SOURCE EXTRACT -
— START —
Committees of the Faculty and Areas of Study

Work at the Divinity School encompasses the full range of the academic study of religion. The School’s faculty are organized in 4 committees and 11 areas of study.

Committees of the Faculty

  • Committee on Constructive Studies in Religion

The Committee on Constructive Studies in Religion brings together faculty and students whose work aims to articulate, interpret, and assess the claims of religious traditions and communities, and based on such work, make normative claims about how religious convictions can orient human thought, belief, and practice. In the Divinity School, constructive work draws on the resources of the modern university to develop critical interpretations of religious traditions’ self-understandings of their meaning, truth, and value; conceptual inquiries into philosophical issues arising from religious beliefs and practices; ethical inquiries into matters of religion, value, and human well-being; and political inquiries into religion’s relationship to social life, justice, and public culture. Potential topics of investigation include cosmology and metaphysics, law and virtue, religion and science, dualism and non-dualism, freedom and finitude, power and authority, religion and material culture, and time and eternity, along with contemporary concerns surrounding race, sex and gender, disability, environmental warfare, and religion and secularism, for example. Such scholarly investigations can address challenges that arise in various contexts, in the academy and beyond.
— END —
RECORD EXCERPTS -
— START —
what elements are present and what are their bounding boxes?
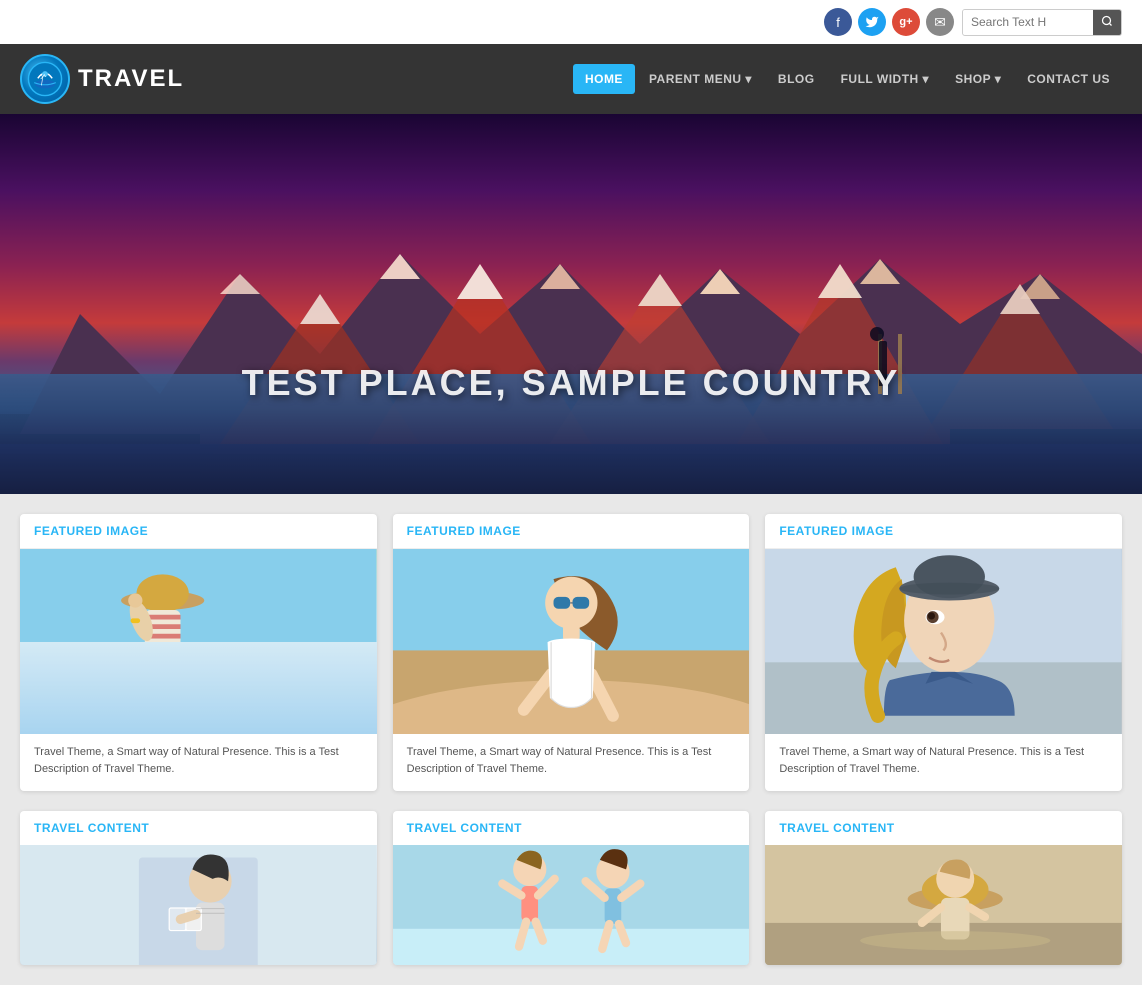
— END —
— START —
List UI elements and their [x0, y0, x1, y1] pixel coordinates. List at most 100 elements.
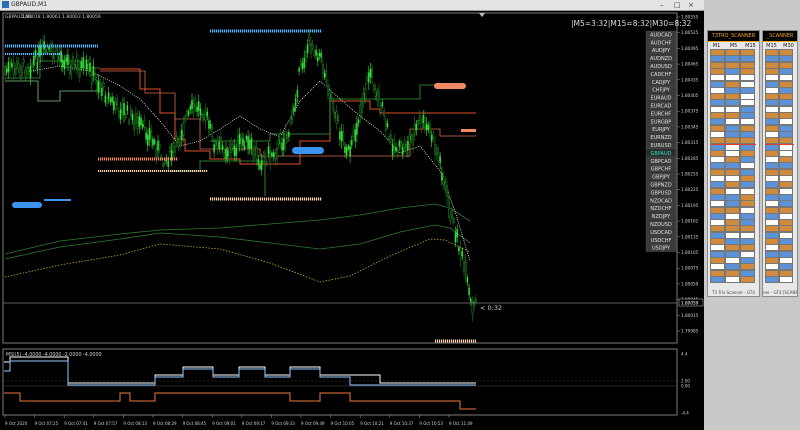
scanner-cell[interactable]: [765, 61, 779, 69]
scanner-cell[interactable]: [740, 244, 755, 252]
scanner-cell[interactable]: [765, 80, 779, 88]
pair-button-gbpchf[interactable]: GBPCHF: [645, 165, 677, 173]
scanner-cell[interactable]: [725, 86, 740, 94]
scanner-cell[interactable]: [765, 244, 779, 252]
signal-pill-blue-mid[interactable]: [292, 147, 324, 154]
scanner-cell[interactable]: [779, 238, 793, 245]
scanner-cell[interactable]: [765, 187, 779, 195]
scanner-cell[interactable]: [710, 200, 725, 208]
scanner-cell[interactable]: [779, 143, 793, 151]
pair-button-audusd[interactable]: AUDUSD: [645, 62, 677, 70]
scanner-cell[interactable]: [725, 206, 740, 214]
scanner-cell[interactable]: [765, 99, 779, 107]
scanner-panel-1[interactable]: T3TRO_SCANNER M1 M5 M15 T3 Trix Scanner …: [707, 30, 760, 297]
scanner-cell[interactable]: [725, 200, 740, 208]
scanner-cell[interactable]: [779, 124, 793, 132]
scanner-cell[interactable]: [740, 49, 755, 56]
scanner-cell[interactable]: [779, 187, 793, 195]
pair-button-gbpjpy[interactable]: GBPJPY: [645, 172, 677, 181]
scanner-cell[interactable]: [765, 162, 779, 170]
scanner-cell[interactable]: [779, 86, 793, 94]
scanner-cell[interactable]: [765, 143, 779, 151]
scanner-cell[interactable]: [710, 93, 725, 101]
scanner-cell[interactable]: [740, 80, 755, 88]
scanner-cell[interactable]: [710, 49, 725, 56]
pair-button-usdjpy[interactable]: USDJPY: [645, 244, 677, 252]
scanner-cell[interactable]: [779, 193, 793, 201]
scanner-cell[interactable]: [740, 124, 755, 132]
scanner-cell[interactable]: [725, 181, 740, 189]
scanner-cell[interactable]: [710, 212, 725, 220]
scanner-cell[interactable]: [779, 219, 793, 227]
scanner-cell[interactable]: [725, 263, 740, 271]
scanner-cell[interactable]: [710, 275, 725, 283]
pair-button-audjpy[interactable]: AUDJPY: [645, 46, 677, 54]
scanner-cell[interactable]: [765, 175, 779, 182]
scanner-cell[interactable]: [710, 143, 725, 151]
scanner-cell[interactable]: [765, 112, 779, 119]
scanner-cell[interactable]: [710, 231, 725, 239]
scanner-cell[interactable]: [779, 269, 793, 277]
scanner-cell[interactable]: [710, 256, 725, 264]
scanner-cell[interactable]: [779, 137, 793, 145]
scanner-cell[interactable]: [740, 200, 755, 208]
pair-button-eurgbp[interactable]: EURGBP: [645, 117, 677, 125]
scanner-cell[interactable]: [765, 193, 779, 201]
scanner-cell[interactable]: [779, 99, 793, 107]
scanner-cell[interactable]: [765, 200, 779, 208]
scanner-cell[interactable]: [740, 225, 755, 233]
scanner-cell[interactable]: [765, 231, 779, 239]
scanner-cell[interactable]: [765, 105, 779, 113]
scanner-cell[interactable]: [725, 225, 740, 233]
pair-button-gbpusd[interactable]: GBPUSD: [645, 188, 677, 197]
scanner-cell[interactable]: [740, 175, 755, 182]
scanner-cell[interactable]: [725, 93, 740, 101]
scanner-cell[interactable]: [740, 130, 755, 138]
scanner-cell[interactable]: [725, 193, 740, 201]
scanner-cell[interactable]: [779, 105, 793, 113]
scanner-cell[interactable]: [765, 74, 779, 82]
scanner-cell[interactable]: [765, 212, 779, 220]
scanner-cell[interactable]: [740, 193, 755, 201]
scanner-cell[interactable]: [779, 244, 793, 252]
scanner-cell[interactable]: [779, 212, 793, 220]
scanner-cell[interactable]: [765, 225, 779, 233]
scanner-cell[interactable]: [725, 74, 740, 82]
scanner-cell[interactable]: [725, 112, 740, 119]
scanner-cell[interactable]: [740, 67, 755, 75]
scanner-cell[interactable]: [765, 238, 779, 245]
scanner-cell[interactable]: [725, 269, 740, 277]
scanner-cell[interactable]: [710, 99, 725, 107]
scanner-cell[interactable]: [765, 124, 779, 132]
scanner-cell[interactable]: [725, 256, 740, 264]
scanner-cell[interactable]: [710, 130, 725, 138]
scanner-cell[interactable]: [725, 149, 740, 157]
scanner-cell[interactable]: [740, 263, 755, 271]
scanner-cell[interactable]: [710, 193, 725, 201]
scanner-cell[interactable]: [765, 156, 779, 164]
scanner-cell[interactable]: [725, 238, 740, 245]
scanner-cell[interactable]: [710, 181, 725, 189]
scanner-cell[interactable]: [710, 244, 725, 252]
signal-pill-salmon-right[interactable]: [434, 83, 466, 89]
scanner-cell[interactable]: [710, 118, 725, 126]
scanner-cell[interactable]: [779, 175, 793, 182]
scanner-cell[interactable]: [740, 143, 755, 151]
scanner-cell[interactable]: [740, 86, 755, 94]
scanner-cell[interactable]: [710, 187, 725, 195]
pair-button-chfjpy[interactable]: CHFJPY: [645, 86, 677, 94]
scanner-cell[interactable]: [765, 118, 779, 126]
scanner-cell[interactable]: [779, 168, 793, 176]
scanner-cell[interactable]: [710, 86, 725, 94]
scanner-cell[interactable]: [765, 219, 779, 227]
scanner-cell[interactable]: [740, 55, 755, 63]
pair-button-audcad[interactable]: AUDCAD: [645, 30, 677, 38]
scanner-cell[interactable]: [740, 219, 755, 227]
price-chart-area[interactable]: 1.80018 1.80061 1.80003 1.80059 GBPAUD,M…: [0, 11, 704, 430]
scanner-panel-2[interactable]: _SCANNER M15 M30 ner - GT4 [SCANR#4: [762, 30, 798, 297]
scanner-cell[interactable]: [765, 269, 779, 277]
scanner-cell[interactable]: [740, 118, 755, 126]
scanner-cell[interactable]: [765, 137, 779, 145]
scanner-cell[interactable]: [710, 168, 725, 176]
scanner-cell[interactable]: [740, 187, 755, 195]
— END —
PROBLEM SET -
(a) In the Divinity School passage:
(i) Into how many committees and how many areas of study is the School's faculty organized?
(ii) Which committee is listed under "Committees of the Faculty"?
(iii) Where can such scholarly investigations address challenges?
(b) Can you quote the Divinity School passage word for word, starting with "Work at the" and going on through "areas of study."?

PER-TASK OUTPUTS -
(a)
(i) 4 committees and 11 areas of study.
(ii) The Committee on Constructive Studies in Religion.
(iii) In various contexts, in the academy and beyond.

(b)
Work at the Divinity School encompasses the full range of the academic study of religion. The School’s faculty are organized in 4 committees and 11 areas of study.